COMPLETE THE FOLLOWING:
1) Copy the stretch of the blueberry ale article from "There’s more: a" through "with big Bud." word for word.
2) In the blueberry ale article, who is the brewer that helped design the beers?

PAGE EXTRACT:
········

DENVER _ Would you believe it? A blueberry ale from Anheuser Busch? This is no lie _ the makers of Bud Light _ are test-marketing two blueberry ales in the Midwest and yesterday afternoon, I had a chance to sample both.

It sent my mind lurching back to 1989, when I first sampled Grant Johnston’s prize-winning Bluebeery Ale at Marin Brewing in Larkspur, CA. The craft beer movement was still tiny then and not in my wildest imagination would I have believed that a decade and a half later I’d be sitting in a hotel lobby in Denver, sampling Blueberry Ale from Budweiser.
Whew. The mind reels and boggles.

There’s more: a very decent Marzen, a pale ale that has been in the Anheuser Busch lineup from time to time and A-B’s fall seasonal: Jack’s Pumpkin Spiced Ale, under the Michelob label. There’s also a 10 percent alcohol by volume Michelob Reserve out there somewhere. But they didn’t have a sample.

Another sign that the world’s largest beer company is changing course: A-B’s public relations folks also produced the brewer who helped design the beers. He’s Florian Kuplent, a German-born, German-trained brewer who worked in Belgium and for the late New England Brewing Co. in the U.S., before signing on with big Bud.

Before I even tasted the beers, I fired questions at the PR team about marketing strategy, why the maker of the world’s top-selling beer (It’s either Bud or Bud Light) would do something like this. I asked if the fact that sales of craft beer were up 7 percent last year and are growing at a similar rate this year had anything to do with it.

Also, I noted that Miller’s now owned by a beer company again, South African Breweries, and InBev, the former Interbrew is growing rapidly figured in their strategy.
But they demurred, so we focused on the beer.

First, the blueberry ales, starting with the best:

— Wild Blue*** is an 8 percent alcohol by volume ale, made with malted barley and a touch of rice. Hops, I believe, were noble _ Hallertau and Tettnang. “We only use aroma hops,’;’ Byrne said. Whole blueberries are added to the mash.

········

ITEMS:
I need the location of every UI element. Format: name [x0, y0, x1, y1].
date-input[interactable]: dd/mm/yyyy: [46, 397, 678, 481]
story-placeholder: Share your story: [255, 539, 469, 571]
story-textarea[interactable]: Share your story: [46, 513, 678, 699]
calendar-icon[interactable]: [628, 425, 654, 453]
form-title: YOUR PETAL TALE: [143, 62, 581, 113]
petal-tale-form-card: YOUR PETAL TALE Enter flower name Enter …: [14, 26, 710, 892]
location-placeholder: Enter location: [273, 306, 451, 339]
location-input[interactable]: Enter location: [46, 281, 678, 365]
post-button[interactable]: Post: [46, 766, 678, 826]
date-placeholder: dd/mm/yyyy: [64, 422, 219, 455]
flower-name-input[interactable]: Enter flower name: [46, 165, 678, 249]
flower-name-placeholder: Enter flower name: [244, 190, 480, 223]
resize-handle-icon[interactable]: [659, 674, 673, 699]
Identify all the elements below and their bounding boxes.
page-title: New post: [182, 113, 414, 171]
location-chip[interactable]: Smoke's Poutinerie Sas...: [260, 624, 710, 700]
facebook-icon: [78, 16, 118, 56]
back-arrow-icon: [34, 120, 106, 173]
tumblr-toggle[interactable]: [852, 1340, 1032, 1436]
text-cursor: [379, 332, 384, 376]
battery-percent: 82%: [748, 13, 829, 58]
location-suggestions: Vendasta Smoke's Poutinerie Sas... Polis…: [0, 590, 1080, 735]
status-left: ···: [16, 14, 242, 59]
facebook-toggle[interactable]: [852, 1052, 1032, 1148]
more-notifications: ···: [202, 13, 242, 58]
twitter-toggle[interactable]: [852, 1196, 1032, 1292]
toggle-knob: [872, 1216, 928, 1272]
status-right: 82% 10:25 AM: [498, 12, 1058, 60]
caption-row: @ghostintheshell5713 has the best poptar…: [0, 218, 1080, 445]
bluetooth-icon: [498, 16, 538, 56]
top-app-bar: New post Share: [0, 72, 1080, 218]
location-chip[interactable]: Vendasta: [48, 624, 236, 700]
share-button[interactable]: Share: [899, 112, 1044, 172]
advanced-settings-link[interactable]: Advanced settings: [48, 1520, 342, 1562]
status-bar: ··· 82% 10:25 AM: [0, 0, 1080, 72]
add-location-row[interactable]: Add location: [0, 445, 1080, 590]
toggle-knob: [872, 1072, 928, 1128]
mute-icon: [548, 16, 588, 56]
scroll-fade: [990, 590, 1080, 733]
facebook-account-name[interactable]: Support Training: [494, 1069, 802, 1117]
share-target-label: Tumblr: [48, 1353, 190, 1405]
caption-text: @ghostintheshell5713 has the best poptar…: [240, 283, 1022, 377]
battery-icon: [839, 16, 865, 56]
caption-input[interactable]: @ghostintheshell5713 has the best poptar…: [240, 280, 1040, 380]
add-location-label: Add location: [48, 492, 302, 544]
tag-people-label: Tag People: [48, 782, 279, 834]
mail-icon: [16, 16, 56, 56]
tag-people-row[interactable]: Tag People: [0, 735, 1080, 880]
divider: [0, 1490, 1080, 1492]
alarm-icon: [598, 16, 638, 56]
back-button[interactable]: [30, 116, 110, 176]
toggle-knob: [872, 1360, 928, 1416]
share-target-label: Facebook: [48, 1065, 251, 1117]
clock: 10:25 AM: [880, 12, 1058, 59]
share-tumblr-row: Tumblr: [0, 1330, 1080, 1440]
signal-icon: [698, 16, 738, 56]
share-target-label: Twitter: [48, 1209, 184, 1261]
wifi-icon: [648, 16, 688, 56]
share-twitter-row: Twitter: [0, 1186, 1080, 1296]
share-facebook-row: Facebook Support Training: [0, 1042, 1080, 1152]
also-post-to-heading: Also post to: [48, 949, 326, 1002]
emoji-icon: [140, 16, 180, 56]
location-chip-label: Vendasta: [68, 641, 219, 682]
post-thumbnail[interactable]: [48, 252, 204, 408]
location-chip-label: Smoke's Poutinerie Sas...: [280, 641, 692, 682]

········

SOLUTIONS IN ORDER:
1)
There’s more: a very decent Marzen, a pale ale that has been in the Anheuser Busch lineup from time to time and A-B’s fall seasonal: Jack’s Pumpkin Spiced Ale, under the Michelob label. There’s also a 10 percent alcohol by volume Michelob Reserve out there somewhere. But they didn’t have a sample.

Another sign that the world’s largest beer company is changing course: A-B’s public relations folks also produced the brewer who helped design the beers. He’s Florian Kuplent, a German-born, German-trained brewer who worked in Belgium and for the late New England Brewing Co. in the U.S., before signing on with big Bud.

2) Florian Kuplent